## BEGIN Record excerpts
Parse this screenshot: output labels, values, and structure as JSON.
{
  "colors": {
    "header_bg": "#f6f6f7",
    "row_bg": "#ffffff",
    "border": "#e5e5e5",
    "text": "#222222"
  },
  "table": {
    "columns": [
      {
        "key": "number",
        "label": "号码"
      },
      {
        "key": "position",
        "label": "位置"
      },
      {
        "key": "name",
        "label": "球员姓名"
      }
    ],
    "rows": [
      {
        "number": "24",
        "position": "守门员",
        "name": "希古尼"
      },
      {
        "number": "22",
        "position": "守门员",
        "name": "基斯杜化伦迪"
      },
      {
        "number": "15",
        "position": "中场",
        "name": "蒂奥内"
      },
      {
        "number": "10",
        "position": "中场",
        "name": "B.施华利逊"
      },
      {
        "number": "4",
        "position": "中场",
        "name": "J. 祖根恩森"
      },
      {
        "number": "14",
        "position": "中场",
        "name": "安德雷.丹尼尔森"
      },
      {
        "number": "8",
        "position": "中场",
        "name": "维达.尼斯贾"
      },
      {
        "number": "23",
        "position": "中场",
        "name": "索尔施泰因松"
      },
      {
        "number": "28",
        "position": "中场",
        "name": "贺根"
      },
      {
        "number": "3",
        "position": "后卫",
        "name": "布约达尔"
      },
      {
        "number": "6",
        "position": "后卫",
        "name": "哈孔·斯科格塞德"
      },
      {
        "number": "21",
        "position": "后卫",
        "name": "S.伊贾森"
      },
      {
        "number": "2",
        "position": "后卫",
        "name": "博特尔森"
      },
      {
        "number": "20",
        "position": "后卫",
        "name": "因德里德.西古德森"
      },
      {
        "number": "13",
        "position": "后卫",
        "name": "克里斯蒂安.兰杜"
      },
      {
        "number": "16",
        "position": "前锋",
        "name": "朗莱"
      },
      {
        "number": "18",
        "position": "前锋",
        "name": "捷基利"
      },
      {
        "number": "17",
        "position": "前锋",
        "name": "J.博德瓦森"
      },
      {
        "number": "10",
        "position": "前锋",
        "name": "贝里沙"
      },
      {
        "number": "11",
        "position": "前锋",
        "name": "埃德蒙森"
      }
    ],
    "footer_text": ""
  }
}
## END Record excerpts
Reproduce all the data word for word.

Parse this screenshot: output labels, values, and structure as JSON.
{
  "colors": {
    "header_bg": "#f6f6f7",
    "row_bg": "#ffffff",
    "border": "#e5e5e5",
    "text": "#222222"
  },
  "table": {
    "columns": [
      {
        "key": "number",
        "label": "号码"
      },
      {
        "key": "position",
        "label": "位置"
      },
      {
        "key": "name",
        "label": "球员姓名"
      }
    ],
    "rows": [
      {
        "number": "24",
        "position": "守门员",
        "name": "希古尼"
      },
      {
        "number": "22",
        "position": "守门员",
        "name": "基斯杜化伦迪"
      },
      {
        "number": "15",
        "position": "中场",
        "name": "蒂奥内"
      },
      {
        "number": "10",
        "position": "中场",
        "name": "B.施华利逊"
      },
      {
        "number": "4",
        "position": "中场",
        "name": "J. 祖根恩森"
      },
      {
        "number": "14",
        "position": "中场",
        "name": "安德雷.丹尼尔森"
      },
      {
        "number": "8",
        "position": "中场",
        "name": "维达.尼斯贾"
      },
      {
        "number": "23",
        "position": "中场",
        "name": "索尔施泰因松"
      },
      {
        "number": "28",
        "position": "中场",
        "name": "贺根"
      },
      {
        "number": "3",
        "position": "后卫",
        "name": "布约达尔"
      },
      {
        "number": "6",
        "position": "后卫",
        "name": "哈孔·斯科格塞德"
      },
      {
        "number": "21",
        "position": "后卫",
        "name": "S.伊贾森"
      },
      {
        "number": "2",
        "position": "后卫",
        "name": "博特尔森"
      },
      {
        "number": "20",
        "position": "后卫",
        "name": "因德里德.西古德森"
      },
      {
        "number": "13",
        "position": "后卫",
        "name": "克里斯蒂安.兰杜"
      },
      {
        "number": "16",
        "position": "前锋",
        "name": "朗莱"
      },
      {
        "number": "18",
        "position": "前锋",
        "name": "捷基利"
      },
      {
        "number": "17",
        "position": "前锋",
        "name": "J.博德瓦森"
      },
      {
        "number": "10",
        "position": "前锋",
        "name": "贝里沙"
      },
      {
        "number": "11",
        "position": "前锋",
        "name": "埃德蒙森"
      }
    ],
    "footer_text": ""
  }
}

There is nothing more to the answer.